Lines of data
++++++++++++++++++++

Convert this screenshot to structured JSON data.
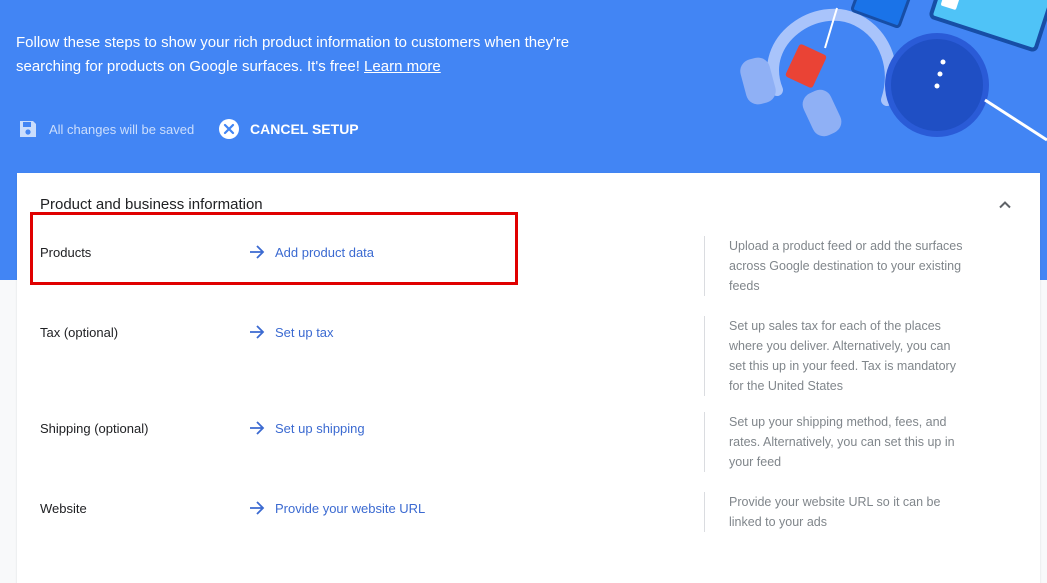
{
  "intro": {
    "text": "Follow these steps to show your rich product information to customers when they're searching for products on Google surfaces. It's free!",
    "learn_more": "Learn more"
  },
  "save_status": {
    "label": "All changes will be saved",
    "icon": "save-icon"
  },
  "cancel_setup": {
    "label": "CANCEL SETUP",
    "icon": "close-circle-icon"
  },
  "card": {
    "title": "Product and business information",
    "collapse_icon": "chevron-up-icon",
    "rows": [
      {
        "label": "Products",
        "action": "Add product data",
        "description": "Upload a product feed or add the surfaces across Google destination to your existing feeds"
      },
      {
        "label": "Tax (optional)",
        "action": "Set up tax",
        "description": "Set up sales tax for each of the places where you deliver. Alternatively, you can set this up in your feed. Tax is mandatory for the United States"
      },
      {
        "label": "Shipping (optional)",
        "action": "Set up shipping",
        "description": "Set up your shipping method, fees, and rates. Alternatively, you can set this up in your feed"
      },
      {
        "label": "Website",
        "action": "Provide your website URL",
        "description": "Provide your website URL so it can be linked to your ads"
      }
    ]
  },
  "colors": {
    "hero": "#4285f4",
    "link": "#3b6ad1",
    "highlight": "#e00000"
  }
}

++++++++++++++++++++

- **Written exercise**: Look through the listing above. Pick out each line with "Google" and copy it.

- **Answer to the exercise**:
    "text": "Follow these steps to show your rich product information to customers when they're searching for products on Google surfaces. It's free!",
        "description": "Upload a product feed or add the surfaces across Google destination to your existing feeds"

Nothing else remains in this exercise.